Directions for this task>
Copy out each line in the material below that has the word "广东揭阳".

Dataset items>
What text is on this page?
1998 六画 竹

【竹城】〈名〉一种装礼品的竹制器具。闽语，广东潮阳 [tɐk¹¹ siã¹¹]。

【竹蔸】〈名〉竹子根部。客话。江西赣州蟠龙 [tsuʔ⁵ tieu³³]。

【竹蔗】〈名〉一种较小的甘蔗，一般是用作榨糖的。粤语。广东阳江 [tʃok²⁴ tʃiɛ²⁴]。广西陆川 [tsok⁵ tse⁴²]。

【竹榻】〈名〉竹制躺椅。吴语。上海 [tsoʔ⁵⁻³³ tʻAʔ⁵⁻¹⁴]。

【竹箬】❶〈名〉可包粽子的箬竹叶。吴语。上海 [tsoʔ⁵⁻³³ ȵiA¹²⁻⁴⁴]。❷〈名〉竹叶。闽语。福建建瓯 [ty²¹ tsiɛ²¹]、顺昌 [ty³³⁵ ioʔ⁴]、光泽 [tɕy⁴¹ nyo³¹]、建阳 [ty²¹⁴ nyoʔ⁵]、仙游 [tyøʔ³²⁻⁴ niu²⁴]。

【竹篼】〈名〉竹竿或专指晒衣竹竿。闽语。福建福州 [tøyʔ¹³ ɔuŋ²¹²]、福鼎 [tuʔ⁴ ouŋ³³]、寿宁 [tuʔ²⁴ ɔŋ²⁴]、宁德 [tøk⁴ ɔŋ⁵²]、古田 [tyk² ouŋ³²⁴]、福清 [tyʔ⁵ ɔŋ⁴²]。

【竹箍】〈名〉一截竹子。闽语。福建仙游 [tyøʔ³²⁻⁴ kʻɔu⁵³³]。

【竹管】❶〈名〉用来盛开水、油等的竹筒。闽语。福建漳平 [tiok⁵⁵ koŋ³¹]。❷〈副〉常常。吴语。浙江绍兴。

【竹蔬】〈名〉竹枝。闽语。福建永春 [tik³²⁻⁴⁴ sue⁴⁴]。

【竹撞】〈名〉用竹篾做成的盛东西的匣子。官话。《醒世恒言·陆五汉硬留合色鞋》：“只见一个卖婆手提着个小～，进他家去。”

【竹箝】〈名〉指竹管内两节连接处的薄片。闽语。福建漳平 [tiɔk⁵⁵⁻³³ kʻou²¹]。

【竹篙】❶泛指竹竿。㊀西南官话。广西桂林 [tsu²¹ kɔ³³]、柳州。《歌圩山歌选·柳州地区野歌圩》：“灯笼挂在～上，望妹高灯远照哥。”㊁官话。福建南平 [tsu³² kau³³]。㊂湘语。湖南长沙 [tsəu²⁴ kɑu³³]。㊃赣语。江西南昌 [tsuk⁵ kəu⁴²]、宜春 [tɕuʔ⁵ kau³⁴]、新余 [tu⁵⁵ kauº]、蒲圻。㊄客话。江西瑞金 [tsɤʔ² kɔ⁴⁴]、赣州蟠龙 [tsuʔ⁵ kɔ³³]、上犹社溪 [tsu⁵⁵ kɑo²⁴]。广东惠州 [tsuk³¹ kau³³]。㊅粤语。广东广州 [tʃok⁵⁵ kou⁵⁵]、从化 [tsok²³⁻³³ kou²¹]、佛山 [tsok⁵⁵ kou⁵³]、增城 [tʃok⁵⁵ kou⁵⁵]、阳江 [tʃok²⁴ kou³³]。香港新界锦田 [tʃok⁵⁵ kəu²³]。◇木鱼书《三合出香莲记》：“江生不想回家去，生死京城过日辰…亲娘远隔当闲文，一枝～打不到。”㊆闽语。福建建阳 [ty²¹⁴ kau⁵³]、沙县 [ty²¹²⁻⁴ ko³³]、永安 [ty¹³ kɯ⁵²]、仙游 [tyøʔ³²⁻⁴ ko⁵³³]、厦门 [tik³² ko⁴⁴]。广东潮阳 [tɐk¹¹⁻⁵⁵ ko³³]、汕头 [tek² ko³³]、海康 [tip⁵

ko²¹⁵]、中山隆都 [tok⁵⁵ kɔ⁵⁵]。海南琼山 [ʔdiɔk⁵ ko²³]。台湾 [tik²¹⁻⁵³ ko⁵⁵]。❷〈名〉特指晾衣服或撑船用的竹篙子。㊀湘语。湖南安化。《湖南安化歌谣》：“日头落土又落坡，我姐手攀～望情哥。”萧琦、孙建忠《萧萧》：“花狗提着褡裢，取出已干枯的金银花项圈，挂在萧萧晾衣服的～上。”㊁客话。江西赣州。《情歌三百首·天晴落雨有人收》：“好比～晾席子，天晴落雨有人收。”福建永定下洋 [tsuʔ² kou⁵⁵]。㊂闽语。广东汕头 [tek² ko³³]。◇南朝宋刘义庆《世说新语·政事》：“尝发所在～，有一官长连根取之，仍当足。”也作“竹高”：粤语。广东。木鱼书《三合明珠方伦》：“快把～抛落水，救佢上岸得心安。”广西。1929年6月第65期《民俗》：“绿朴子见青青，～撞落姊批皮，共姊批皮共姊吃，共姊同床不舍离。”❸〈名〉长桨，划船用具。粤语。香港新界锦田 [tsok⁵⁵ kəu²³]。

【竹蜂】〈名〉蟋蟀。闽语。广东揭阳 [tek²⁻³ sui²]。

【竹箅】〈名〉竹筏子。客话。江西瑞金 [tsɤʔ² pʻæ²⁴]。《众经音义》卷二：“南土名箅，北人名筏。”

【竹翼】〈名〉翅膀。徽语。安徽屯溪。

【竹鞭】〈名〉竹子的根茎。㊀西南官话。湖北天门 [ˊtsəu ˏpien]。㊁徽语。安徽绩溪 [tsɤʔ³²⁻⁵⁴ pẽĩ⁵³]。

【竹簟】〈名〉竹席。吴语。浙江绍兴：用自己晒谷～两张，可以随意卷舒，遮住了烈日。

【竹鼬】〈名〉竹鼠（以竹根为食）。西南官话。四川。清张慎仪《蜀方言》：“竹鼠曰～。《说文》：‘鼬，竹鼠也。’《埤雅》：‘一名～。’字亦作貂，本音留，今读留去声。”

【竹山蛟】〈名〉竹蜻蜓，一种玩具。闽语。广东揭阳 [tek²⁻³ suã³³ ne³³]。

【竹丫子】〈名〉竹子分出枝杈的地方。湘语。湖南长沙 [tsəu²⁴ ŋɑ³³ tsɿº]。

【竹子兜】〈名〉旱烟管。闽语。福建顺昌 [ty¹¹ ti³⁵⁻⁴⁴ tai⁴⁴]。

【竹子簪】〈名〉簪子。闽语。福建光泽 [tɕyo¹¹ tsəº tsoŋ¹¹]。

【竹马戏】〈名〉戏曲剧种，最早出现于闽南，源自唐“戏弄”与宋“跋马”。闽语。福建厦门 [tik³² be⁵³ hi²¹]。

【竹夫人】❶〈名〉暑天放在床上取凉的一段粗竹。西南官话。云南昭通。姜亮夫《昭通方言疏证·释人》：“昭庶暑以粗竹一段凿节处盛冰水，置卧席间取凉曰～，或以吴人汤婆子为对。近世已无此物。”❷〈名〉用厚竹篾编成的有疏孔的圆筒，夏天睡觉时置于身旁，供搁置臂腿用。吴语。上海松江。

Reply to the exercise>
【竹蜂】〈名〉蟋蟀。闽语。广东揭阳 [tek²⁻³ sui²]。
【竹山蛟】〈名〉竹蜻蜓，一种玩具。闽语。广东揭阳 [tek²⁻³ suã³³ ne³³]。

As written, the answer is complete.